:: Written exercise ::
Scan the listing below and copy every line holding "jour".

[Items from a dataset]
'''
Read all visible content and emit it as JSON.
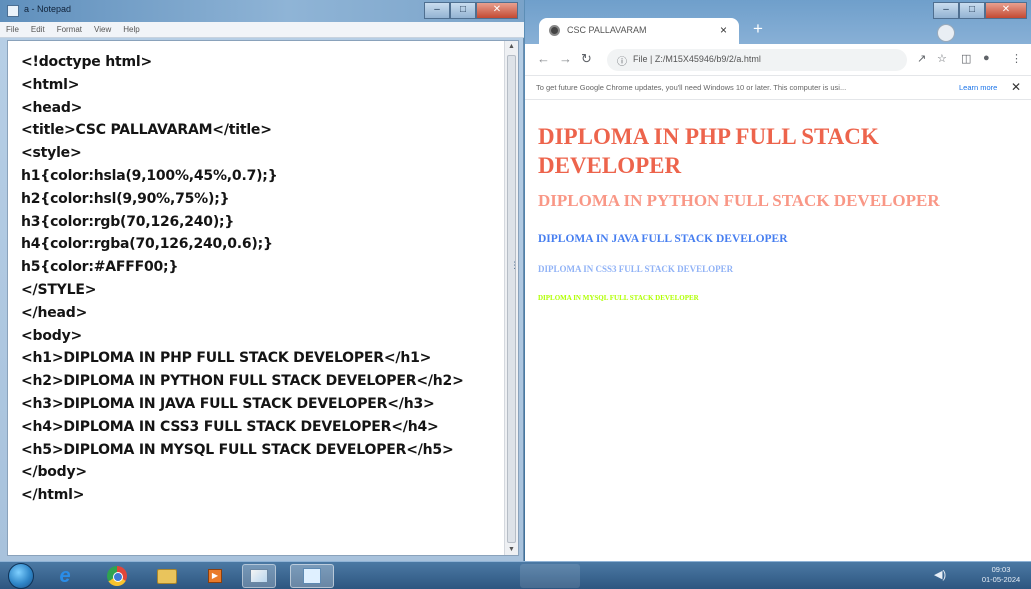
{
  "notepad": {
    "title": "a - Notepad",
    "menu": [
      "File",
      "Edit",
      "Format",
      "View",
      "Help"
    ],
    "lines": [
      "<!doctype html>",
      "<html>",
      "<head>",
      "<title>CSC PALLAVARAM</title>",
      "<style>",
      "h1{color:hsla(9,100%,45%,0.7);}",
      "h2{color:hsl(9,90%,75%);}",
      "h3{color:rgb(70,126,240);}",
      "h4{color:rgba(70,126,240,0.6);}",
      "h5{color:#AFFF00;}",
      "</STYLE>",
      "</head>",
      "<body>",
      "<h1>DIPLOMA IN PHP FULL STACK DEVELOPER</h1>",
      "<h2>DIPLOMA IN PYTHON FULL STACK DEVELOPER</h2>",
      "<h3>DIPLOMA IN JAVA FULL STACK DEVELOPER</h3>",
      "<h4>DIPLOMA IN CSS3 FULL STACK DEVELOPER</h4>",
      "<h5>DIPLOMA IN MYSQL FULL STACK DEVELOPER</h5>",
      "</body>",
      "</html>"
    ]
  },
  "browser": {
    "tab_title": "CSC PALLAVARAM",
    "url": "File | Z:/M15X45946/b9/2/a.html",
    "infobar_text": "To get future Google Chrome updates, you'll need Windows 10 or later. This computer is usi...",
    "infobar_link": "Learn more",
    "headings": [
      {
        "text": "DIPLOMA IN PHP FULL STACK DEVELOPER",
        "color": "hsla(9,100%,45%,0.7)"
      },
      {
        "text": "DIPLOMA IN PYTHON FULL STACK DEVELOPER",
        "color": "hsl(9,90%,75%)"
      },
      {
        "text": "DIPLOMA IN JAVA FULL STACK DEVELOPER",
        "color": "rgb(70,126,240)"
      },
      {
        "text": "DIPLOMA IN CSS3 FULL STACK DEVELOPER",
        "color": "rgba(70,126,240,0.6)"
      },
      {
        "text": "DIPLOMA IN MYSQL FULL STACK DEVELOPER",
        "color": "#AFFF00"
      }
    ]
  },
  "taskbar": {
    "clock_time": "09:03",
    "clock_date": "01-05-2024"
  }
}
'''
'''
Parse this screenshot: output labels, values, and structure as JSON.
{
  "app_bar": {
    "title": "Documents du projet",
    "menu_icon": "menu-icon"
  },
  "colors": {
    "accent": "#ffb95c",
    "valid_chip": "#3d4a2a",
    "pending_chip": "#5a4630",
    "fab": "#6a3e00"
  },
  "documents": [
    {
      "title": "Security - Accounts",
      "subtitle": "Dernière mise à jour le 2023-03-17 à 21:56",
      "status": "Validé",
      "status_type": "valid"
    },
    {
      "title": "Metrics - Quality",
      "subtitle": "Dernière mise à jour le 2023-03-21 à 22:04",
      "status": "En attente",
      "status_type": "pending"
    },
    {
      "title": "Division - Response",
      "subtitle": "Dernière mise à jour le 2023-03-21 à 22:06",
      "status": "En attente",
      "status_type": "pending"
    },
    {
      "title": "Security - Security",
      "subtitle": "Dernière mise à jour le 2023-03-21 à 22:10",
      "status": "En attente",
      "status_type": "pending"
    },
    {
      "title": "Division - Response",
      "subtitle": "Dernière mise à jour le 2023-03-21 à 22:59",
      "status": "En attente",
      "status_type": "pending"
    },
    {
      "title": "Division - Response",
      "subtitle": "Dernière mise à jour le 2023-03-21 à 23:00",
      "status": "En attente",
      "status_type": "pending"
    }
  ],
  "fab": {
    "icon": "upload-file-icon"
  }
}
'''
:: Task output ::
      "subtitle": "Dernière mise à jour le 2023-03-17 à 21:56",
      "subtitle": "Dernière mise à jour le 2023-03-21 à 22:04",
      "subtitle": "Dernière mise à jour le 2023-03-21 à 22:06",
      "subtitle": "Dernière mise à jour le 2023-03-21 à 22:10",
      "subtitle": "Dernière mise à jour le 2023-03-21 à 22:59",
      "subtitle": "Dernière mise à jour le 2023-03-21 à 23:00",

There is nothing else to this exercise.